__Stored data__

╔══

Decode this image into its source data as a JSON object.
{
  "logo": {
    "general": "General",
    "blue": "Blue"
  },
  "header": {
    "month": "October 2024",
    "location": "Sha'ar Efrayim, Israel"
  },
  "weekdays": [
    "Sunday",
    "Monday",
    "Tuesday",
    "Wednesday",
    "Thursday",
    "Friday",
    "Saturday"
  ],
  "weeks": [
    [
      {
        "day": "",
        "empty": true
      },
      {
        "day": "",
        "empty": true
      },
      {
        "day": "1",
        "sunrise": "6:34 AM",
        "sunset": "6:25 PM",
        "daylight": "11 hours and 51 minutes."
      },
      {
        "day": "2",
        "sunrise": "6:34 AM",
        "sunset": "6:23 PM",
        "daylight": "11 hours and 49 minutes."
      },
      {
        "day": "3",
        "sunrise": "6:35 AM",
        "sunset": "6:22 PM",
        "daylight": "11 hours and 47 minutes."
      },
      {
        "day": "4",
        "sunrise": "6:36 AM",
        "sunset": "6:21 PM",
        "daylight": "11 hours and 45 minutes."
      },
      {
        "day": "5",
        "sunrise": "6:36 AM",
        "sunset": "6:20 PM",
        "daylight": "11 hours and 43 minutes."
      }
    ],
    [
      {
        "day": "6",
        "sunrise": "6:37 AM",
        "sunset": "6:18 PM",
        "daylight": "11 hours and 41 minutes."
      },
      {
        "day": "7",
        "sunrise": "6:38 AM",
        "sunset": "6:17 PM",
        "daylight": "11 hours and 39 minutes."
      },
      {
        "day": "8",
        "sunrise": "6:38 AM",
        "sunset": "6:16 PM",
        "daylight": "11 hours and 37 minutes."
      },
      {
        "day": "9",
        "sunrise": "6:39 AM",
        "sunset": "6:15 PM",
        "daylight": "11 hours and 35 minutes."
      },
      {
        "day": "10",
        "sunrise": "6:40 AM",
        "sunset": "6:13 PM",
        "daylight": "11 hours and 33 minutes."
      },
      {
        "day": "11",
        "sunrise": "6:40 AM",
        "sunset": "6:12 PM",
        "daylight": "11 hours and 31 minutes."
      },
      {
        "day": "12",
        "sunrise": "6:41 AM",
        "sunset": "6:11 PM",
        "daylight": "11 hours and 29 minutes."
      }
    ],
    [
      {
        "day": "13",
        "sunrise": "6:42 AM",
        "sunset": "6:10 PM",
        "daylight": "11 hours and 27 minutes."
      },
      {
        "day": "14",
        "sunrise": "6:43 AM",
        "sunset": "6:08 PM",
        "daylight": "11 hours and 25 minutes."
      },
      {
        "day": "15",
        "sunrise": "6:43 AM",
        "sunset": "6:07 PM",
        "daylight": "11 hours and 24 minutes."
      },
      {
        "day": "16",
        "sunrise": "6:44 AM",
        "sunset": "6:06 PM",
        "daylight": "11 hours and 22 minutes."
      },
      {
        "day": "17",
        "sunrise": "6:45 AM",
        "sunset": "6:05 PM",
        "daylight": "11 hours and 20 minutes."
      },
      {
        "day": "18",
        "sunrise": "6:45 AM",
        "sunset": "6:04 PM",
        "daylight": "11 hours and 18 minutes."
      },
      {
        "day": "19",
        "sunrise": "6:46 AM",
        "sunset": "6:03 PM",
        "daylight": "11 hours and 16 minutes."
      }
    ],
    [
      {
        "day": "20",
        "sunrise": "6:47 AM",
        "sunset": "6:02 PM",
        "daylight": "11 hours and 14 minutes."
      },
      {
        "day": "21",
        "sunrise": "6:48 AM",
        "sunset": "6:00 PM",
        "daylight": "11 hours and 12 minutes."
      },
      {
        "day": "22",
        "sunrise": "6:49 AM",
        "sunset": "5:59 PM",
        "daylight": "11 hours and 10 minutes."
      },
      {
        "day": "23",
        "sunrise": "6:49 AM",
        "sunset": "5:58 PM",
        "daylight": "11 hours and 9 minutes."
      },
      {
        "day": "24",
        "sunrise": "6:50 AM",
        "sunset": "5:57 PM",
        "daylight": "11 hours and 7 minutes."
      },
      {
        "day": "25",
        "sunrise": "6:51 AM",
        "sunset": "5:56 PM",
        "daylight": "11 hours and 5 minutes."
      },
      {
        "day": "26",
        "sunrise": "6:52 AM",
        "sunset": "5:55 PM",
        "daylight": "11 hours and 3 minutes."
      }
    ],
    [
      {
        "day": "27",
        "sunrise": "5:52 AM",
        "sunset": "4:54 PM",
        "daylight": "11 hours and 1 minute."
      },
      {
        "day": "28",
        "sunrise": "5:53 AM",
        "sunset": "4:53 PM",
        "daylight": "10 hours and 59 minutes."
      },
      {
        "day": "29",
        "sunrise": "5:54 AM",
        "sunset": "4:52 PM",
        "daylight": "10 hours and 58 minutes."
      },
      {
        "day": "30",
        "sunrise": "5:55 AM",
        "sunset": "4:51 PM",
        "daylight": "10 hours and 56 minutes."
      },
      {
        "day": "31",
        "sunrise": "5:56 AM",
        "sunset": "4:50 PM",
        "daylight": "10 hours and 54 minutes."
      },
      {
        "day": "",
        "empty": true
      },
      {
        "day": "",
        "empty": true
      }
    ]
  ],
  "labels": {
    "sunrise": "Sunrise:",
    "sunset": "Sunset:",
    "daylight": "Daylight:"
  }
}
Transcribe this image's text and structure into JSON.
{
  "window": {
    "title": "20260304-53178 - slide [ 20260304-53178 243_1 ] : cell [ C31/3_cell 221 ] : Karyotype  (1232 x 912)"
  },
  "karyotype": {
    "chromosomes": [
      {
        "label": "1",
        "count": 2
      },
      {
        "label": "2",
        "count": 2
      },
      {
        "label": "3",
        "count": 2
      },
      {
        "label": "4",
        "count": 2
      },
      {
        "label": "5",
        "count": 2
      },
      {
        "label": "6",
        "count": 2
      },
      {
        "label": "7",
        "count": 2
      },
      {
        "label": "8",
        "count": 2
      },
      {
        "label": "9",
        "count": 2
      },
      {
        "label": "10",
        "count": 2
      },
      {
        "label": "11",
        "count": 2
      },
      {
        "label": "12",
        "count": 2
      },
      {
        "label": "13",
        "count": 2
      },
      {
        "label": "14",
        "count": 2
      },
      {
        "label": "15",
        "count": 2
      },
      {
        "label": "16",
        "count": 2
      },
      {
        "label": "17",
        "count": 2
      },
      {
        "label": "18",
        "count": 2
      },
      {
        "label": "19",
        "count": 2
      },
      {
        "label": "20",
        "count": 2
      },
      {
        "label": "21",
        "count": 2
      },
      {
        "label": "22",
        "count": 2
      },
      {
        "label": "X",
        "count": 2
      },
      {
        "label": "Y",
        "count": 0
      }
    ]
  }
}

╚══

__Objective__
All records above must be set down exactly, please.

__Task response__
Decode this image into its source data as a JSON object.
{
  "logo": {
    "general": "General",
    "blue": "Blue"
  },
  "header": {
    "month": "October 2024",
    "location": "Sha'ar Efrayim, Israel"
  },
  "weekdays": [
    "Sunday",
    "Monday",
    "Tuesday",
    "Wednesday",
    "Thursday",
    "Friday",
    "Saturday"
  ],
  "weeks": [
    [
      {
        "day": "",
        "empty": true
      },
      {
        "day": "",
        "empty": true
      },
      {
        "day": "1",
        "sunrise": "6:34 AM",
        "sunset": "6:25 PM",
        "daylight": "11 hours and 51 minutes."
      },
      {
        "day": "2",
        "sunrise": "6:34 AM",
        "sunset": "6:23 PM",
        "daylight": "11 hours and 49 minutes."
      },
      {
        "day": "3",
        "sunrise": "6:35 AM",
        "sunset": "6:22 PM",
        "daylight": "11 hours and 47 minutes."
      },
      {
        "day": "4",
        "sunrise": "6:36 AM",
        "sunset": "6:21 PM",
        "daylight": "11 hours and 45 minutes."
      },
      {
        "day": "5",
        "sunrise": "6:36 AM",
        "sunset": "6:20 PM",
        "daylight": "11 hours and 43 minutes."
      }
    ],
    [
      {
        "day": "6",
        "sunrise": "6:37 AM",
        "sunset": "6:18 PM",
        "daylight": "11 hours and 41 minutes."
      },
      {
        "day": "7",
        "sunrise": "6:38 AM",
        "sunset": "6:17 PM",
        "daylight": "11 hours and 39 minutes."
      },
      {
        "day": "8",
        "sunrise": "6:38 AM",
        "sunset": "6:16 PM",
        "daylight": "11 hours and 37 minutes."
      },
      {
        "day": "9",
        "sunrise": "6:39 AM",
        "sunset": "6:15 PM",
        "daylight": "11 hours and 35 minutes."
      },
      {
        "day": "10",
        "sunrise": "6:40 AM",
        "sunset": "6:13 PM",
        "daylight": "11 hours and 33 minutes."
      },
      {
        "day": "11",
        "sunrise": "6:40 AM",
        "sunset": "6:12 PM",
        "daylight": "11 hours and 31 minutes."
      },
      {
        "day": "12",
        "sunrise": "6:41 AM",
        "sunset": "6:11 PM",
        "daylight": "11 hours and 29 minutes."
      }
    ],
    [
      {
        "day": "13",
        "sunrise": "6:42 AM",
        "sunset": "6:10 PM",
        "daylight": "11 hours and 27 minutes."
      },
      {
        "day": "14",
        "sunrise": "6:43 AM",
        "sunset": "6:08 PM",
        "daylight": "11 hours and 25 minutes."
      },
      {
        "day": "15",
        "sunrise": "6:43 AM",
        "sunset": "6:07 PM",
        "daylight": "11 hours and 24 minutes."
      },
      {
        "day": "16",
        "sunrise": "6:44 AM",
        "sunset": "6:06 PM",
        "daylight": "11 hours and 22 minutes."
      },
      {
        "day": "17",
        "sunrise": "6:45 AM",
        "sunset": "6:05 PM",
        "daylight": "11 hours and 20 minutes."
      },
      {
        "day": "18",
        "sunrise": "6:45 AM",
        "sunset": "6:04 PM",
        "daylight": "11 hours and 18 minutes."
      },
      {
        "day": "19",
        "sunrise": "6:46 AM",
        "sunset": "6:03 PM",
        "daylight": "11 hours and 16 minutes."
      }
    ],
    [
      {
        "day": "20",
        "sunrise": "6:47 AM",
        "sunset": "6:02 PM",
        "daylight": "11 hours and 14 minutes."
      },
      {
        "day": "21",
        "sunrise": "6:48 AM",
        "sunset": "6:00 PM",
        "daylight": "11 hours and 12 minutes."
      },
      {
        "day": "22",
        "sunrise": "6:49 AM",
        "sunset": "5:59 PM",
        "daylight": "11 hours and 10 minutes."
      },
      {
        "day": "23",
        "sunrise": "6:49 AM",
        "sunset": "5:58 PM",
        "daylight": "11 hours and 9 minutes."
      },
      {
        "day": "24",
        "sunrise": "6:50 AM",
        "sunset": "5:57 PM",
        "daylight": "11 hours and 7 minutes."
      },
      {
        "day": "25",
        "sunrise": "6:51 AM",
        "sunset": "5:56 PM",
        "daylight": "11 hours and 5 minutes."
      },
      {
        "day": "26",
        "sunrise": "6:52 AM",
        "sunset": "5:55 PM",
        "daylight": "11 hours and 3 minutes."
      }
    ],
    [
      {
        "day": "27",
        "sunrise": "5:52 AM",
        "sunset": "4:54 PM",
        "daylight": "11 hours and 1 minute."
      },
      {
        "day": "28",
        "sunrise": "5:53 AM",
        "sunset": "4:53 PM",
        "daylight": "10 hours and 59 minutes."
      },
      {
        "day": "29",
        "sunrise": "5:54 AM",
        "sunset": "4:52 PM",
        "daylight": "10 hours and 58 minutes."
      },
      {
        "day": "30",
        "sunrise": "5:55 AM",
        "sunset": "4:51 PM",
        "daylight": "10 hours and 56 minutes."
      },
      {
        "day": "31",
        "sunrise": "5:56 AM",
        "sunset": "4:50 PM",
        "daylight": "10 hours and 54 minutes."
      },
      {
        "day": "",
        "empty": true
      },
      {
        "day": "",
        "empty": true
      }
    ]
  ],
  "labels": {
    "sunrise": "Sunrise:",
    "sunset": "Sunset:",
    "daylight": "Daylight:"
  }
}
Transcribe this image's text and structure into JSON.
{
  "window": {
    "title": "20260304-53178 - slide [ 20260304-53178 243_1 ] : cell [ C31/3_cell 221 ] : Karyotype  (1232 x 912)"
  },
  "karyotype": {
    "chromosomes": [
      {
        "label": "1",
        "count": 2
      },
      {
        "label": "2",
        "count": 2
      },
      {
        "label": "3",
        "count": 2
      },
      {
        "label": "4",
        "count": 2
      },
      {
        "label": "5",
        "count": 2
      },
      {
        "label": "6",
        "count": 2
      },
      {
        "label": "7",
        "count": 2
      },
      {
        "label": "8",
        "count": 2
      },
      {
        "label": "9",
        "count": 2
      },
      {
        "label": "10",
        "count": 2
      },
      {
        "label": "11",
        "count": 2
      },
      {
        "label": "12",
        "count": 2
      },
      {
        "label": "13",
        "count": 2
      },
      {
        "label": "14",
        "count": 2
      },
      {
        "label": "15",
        "count": 2
      },
      {
        "label": "16",
        "count": 2
      },
      {
        "label": "17",
        "count": 2
      },
      {
        "label": "18",
        "count": 2
      },
      {
        "label": "19",
        "count": 2
      },
      {
        "label": "20",
        "count": 2
      },
      {
        "label": "21",
        "count": 2
      },
      {
        "label": "22",
        "count": 2
      },
      {
        "label": "X",
        "count": 2
      },
      {
        "label": "Y",
        "count": 0
      }
    ]
  }
}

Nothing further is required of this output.